→ **Exercise goal**: Give only the number of lines that hold the word "Placebo".

== Dataset rows

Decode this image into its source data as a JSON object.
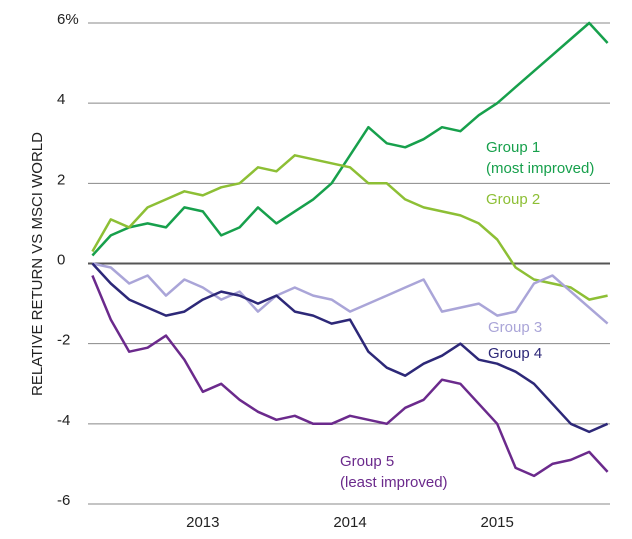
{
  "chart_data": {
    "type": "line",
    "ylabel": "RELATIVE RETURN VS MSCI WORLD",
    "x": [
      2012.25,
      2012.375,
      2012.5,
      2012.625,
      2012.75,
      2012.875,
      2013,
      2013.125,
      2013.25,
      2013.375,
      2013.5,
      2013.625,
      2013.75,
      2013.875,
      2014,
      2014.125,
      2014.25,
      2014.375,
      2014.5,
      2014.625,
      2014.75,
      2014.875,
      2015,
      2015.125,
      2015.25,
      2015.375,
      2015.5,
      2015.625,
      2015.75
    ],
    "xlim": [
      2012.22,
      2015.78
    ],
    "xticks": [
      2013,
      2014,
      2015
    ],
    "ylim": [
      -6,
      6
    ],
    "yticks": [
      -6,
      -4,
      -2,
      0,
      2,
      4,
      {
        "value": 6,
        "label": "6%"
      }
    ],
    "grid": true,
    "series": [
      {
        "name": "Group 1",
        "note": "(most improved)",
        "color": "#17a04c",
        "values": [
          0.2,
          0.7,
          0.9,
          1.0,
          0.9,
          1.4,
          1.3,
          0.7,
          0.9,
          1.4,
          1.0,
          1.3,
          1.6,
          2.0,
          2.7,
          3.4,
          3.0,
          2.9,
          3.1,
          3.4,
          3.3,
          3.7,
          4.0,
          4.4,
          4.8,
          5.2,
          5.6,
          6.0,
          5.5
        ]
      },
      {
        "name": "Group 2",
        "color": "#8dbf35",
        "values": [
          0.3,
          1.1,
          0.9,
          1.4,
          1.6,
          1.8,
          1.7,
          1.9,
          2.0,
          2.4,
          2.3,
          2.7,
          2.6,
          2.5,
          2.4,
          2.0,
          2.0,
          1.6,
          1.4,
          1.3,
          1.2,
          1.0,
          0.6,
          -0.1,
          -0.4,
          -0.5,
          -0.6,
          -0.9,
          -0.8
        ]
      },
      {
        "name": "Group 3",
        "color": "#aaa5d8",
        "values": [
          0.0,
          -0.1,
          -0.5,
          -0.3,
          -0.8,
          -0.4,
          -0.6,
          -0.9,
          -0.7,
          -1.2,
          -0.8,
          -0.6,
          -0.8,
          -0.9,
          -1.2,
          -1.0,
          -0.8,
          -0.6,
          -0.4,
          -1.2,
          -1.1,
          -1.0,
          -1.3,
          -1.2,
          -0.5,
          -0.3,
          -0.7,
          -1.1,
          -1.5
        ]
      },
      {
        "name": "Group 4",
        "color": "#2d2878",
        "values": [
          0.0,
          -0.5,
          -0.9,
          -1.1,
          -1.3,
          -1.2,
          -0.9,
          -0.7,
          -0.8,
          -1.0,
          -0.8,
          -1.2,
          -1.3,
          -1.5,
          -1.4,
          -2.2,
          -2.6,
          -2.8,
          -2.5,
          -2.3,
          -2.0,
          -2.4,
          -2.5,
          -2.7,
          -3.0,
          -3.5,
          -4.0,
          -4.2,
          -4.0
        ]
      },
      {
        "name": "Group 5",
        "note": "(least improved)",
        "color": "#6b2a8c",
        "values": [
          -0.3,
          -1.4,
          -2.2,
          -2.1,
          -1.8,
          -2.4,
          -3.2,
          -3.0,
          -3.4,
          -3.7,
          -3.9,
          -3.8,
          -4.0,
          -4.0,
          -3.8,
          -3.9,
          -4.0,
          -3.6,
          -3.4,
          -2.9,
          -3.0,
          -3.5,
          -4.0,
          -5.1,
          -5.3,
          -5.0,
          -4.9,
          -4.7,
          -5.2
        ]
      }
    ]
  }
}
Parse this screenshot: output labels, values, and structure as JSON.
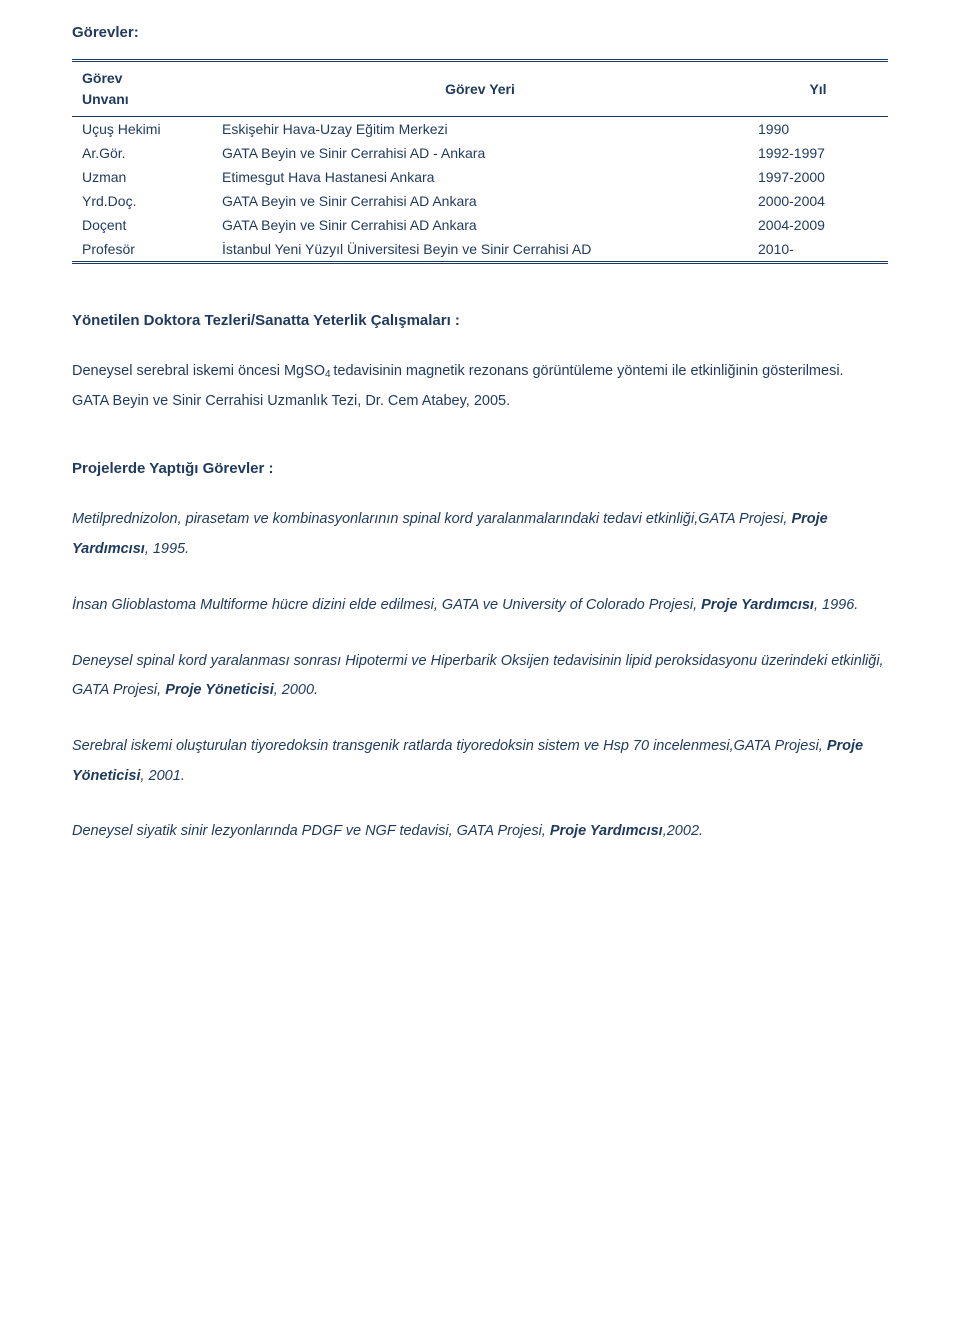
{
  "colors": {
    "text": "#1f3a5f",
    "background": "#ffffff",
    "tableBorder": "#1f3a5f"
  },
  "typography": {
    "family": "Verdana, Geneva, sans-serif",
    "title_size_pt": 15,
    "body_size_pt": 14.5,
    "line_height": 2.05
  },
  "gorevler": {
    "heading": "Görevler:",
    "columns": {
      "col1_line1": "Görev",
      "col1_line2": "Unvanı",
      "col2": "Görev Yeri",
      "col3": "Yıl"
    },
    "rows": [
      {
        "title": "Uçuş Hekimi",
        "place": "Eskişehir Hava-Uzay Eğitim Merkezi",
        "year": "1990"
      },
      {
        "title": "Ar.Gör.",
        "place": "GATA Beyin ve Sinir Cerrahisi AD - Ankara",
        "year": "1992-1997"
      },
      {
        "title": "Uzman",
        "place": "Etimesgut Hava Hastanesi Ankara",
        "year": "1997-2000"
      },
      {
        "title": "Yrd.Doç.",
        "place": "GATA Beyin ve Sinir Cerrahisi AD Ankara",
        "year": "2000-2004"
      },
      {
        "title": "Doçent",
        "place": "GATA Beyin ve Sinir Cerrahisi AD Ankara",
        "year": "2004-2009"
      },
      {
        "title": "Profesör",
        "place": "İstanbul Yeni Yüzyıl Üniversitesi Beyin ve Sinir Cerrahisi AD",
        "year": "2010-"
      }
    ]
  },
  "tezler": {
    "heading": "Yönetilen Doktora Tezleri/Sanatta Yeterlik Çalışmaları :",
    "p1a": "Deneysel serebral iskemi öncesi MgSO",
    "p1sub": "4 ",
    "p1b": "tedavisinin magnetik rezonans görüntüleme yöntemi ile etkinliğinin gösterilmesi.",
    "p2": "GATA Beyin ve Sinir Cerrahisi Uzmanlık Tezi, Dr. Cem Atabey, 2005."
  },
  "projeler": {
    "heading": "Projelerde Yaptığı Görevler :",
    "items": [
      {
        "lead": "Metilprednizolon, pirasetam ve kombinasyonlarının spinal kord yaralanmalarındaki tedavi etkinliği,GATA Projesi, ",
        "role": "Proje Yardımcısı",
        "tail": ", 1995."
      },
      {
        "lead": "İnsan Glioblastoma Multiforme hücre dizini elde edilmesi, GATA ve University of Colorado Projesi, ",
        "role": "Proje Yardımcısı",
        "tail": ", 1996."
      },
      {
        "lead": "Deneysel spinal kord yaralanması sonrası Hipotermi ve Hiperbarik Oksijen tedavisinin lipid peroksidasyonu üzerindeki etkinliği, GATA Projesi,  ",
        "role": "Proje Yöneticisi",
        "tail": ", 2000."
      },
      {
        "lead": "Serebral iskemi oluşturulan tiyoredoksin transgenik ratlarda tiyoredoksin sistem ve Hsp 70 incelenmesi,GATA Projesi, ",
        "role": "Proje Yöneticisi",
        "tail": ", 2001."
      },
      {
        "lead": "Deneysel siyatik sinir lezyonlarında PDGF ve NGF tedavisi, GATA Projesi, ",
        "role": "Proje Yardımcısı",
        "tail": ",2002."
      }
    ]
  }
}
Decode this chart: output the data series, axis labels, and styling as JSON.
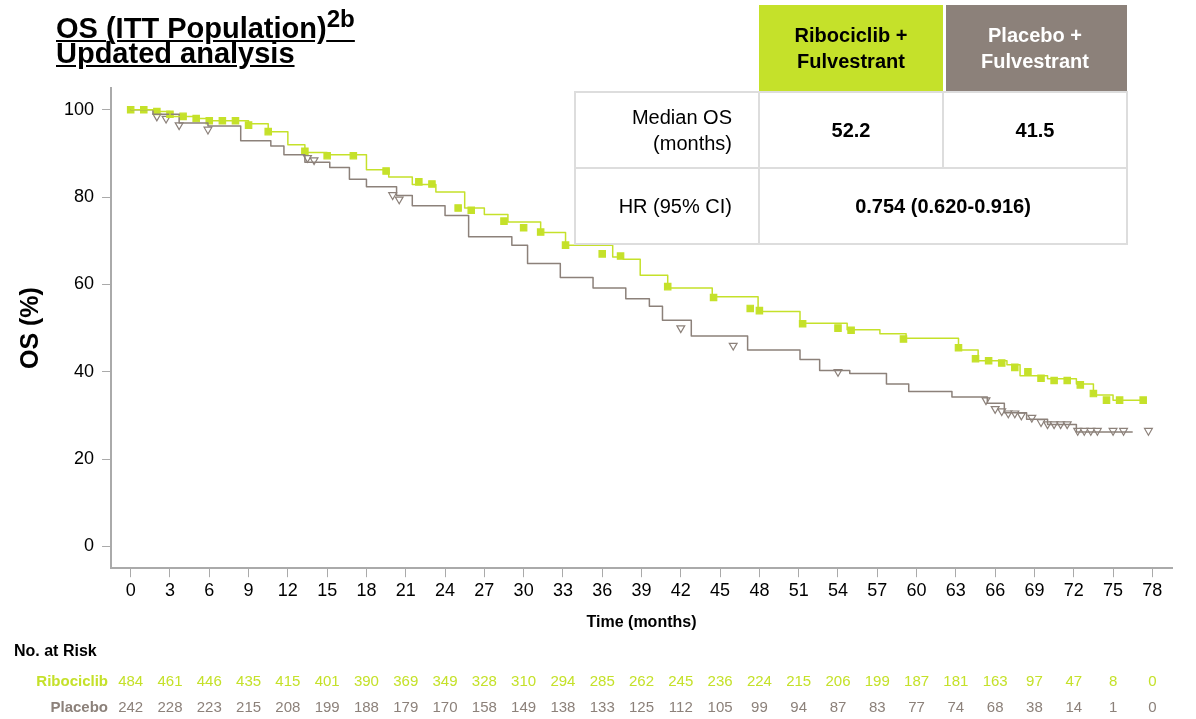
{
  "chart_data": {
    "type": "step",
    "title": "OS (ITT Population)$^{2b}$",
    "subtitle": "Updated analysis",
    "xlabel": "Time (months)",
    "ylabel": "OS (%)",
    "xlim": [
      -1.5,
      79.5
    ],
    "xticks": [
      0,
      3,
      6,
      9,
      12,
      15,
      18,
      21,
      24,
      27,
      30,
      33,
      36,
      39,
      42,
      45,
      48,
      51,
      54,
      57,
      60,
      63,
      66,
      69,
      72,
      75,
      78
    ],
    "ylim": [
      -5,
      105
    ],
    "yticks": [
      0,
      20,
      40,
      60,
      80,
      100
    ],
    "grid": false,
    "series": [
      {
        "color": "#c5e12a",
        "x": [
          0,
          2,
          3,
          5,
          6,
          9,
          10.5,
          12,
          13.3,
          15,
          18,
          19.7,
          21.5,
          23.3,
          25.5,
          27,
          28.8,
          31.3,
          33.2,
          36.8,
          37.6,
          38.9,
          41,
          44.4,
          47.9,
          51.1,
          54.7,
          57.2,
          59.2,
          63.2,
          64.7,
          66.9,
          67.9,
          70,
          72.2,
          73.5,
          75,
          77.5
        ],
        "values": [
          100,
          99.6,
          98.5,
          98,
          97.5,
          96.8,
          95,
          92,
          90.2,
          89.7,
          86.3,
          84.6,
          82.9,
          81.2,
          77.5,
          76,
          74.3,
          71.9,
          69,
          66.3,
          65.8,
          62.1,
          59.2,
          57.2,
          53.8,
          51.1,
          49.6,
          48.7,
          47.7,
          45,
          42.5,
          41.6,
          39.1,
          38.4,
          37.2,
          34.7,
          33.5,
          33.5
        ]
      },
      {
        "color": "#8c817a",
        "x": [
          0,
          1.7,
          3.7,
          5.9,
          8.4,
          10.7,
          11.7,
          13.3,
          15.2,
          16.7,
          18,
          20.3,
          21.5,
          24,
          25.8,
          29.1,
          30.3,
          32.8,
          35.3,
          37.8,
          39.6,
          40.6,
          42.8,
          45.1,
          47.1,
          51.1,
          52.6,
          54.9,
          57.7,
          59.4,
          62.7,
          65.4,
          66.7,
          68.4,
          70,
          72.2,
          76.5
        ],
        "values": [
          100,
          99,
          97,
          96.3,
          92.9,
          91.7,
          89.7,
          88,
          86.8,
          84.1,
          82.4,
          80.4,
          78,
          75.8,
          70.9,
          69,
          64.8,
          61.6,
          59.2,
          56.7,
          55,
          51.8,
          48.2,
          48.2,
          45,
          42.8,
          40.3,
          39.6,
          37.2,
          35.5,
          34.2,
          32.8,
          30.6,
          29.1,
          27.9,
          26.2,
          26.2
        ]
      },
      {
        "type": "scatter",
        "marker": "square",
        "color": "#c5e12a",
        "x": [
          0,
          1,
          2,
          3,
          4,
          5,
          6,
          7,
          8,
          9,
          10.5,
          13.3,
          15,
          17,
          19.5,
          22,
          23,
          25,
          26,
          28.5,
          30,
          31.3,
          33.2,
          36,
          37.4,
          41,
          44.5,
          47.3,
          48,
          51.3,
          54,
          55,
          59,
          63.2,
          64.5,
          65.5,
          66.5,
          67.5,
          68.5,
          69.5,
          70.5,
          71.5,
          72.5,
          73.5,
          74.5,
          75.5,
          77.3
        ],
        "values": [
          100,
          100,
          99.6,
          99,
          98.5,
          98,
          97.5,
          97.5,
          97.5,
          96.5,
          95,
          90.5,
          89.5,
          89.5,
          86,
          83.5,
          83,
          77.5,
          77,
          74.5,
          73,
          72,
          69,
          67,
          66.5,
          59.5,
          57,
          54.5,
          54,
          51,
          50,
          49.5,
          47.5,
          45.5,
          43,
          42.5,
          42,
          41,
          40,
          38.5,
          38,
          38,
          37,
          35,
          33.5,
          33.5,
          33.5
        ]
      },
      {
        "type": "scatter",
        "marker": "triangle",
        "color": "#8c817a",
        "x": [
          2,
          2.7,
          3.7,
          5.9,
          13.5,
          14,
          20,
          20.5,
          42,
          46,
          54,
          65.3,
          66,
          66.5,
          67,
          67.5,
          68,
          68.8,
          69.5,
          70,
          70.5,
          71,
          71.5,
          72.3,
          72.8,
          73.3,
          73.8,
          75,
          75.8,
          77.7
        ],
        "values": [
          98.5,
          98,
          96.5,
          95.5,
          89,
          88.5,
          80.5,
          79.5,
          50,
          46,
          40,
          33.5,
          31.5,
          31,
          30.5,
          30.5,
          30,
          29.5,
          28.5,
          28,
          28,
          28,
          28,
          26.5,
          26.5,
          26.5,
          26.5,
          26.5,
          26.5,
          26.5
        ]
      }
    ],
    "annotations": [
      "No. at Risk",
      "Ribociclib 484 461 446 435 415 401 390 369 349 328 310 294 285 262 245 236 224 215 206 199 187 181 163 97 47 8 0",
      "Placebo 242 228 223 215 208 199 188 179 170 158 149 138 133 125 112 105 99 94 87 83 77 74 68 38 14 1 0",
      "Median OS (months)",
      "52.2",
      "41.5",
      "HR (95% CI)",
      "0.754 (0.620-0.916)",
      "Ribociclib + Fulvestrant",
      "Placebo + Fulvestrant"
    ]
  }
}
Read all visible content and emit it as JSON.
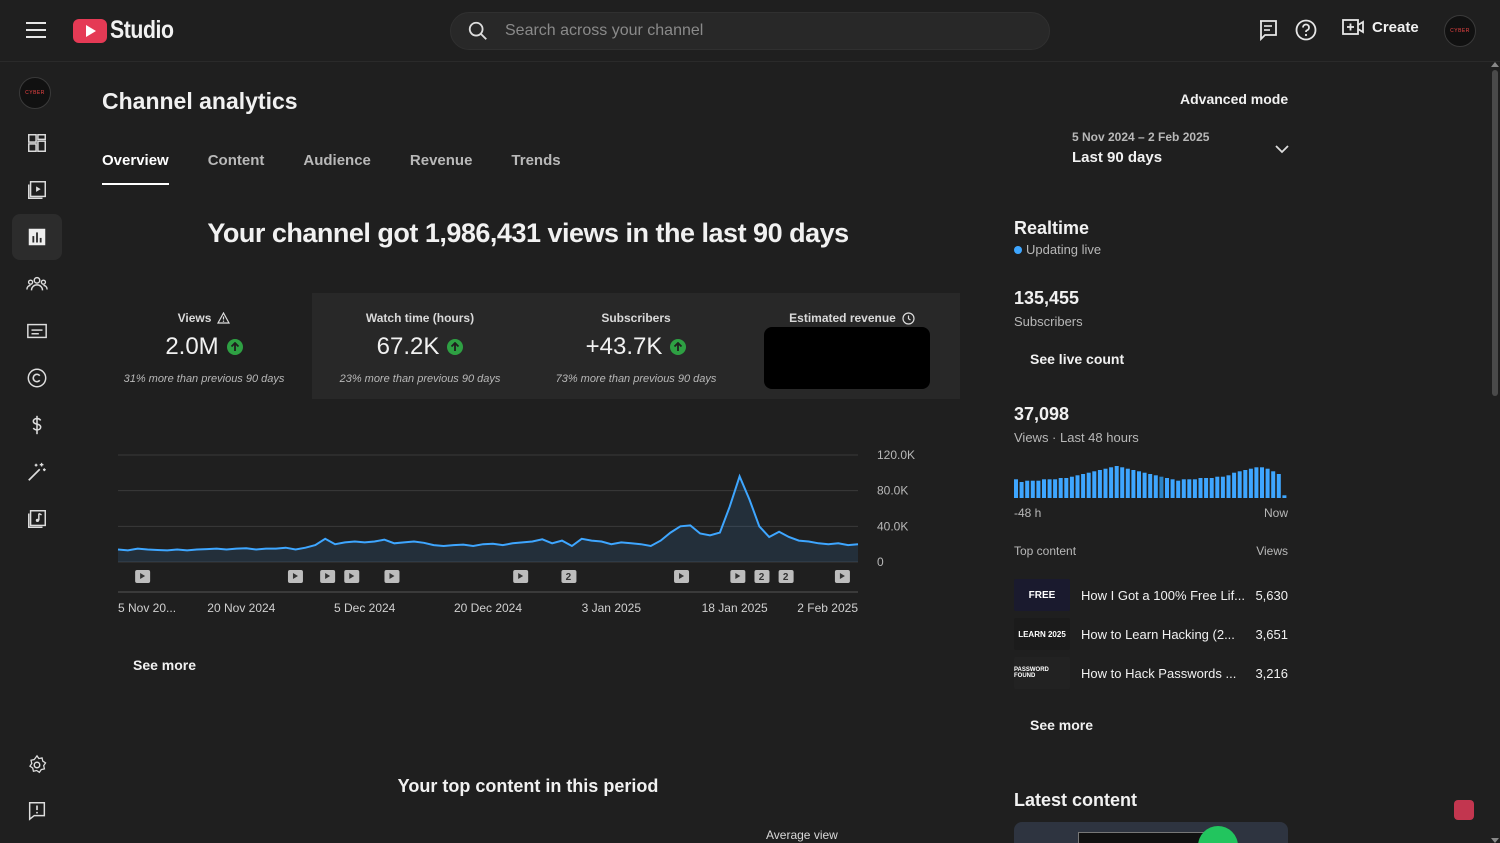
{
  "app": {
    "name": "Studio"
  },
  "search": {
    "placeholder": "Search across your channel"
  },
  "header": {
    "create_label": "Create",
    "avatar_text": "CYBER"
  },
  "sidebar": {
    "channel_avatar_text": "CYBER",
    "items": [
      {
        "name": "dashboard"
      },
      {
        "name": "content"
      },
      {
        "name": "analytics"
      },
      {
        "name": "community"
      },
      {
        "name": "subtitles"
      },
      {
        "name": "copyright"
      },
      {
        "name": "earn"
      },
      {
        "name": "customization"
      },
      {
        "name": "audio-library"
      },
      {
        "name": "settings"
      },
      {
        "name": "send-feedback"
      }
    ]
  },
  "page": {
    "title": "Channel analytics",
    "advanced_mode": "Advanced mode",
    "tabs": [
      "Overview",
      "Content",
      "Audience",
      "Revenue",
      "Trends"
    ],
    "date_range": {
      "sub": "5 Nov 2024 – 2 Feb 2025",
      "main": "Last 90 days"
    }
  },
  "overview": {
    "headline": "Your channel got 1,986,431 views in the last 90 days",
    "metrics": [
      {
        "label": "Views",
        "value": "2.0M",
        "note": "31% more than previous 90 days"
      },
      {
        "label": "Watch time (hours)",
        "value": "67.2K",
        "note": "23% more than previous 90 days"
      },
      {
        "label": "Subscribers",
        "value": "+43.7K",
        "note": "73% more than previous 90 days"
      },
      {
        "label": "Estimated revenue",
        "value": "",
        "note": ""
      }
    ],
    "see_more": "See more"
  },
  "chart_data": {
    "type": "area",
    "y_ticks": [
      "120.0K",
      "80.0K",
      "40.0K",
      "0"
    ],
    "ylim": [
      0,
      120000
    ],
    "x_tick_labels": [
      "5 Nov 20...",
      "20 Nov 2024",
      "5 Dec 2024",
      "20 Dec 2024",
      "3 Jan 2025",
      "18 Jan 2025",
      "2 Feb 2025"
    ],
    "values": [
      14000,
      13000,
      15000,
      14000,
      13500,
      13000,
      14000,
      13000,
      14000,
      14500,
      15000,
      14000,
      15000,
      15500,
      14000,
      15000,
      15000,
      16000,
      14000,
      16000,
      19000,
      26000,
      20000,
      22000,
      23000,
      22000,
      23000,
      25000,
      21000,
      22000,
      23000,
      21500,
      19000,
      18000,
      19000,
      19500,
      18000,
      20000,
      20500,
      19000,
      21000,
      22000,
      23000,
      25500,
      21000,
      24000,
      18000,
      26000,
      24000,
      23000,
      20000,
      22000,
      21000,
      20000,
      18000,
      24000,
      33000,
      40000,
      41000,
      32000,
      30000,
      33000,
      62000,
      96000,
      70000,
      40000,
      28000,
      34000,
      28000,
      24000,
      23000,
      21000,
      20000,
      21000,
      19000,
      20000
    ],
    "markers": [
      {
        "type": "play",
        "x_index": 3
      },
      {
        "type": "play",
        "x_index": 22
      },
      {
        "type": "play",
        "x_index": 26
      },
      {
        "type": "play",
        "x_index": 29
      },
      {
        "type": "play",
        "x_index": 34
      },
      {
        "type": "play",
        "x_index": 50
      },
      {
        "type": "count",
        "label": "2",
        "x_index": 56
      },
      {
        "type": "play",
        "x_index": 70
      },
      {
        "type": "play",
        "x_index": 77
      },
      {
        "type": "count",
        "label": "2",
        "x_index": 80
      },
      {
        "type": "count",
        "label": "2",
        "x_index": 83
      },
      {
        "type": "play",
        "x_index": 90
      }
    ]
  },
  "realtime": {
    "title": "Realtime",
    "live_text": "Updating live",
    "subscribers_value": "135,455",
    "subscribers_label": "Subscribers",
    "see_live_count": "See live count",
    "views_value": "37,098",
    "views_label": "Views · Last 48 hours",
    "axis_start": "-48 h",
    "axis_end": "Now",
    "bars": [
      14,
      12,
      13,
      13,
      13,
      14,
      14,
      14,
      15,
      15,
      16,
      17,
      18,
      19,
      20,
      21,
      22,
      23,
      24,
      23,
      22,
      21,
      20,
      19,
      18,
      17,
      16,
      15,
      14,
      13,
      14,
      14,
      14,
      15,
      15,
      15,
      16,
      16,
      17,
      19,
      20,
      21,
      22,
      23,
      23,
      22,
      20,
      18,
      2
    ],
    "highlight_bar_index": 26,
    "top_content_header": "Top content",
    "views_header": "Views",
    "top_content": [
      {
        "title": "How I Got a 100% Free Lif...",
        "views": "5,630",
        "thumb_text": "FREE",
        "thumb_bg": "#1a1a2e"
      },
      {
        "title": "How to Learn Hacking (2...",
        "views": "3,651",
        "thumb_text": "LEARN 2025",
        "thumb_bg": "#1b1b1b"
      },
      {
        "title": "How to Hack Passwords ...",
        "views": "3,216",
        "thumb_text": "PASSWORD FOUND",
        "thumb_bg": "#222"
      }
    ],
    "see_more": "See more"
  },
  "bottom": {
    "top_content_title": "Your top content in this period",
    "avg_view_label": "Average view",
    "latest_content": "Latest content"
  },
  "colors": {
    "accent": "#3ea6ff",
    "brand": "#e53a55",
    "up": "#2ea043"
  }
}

====

→ **Expected answer**: 2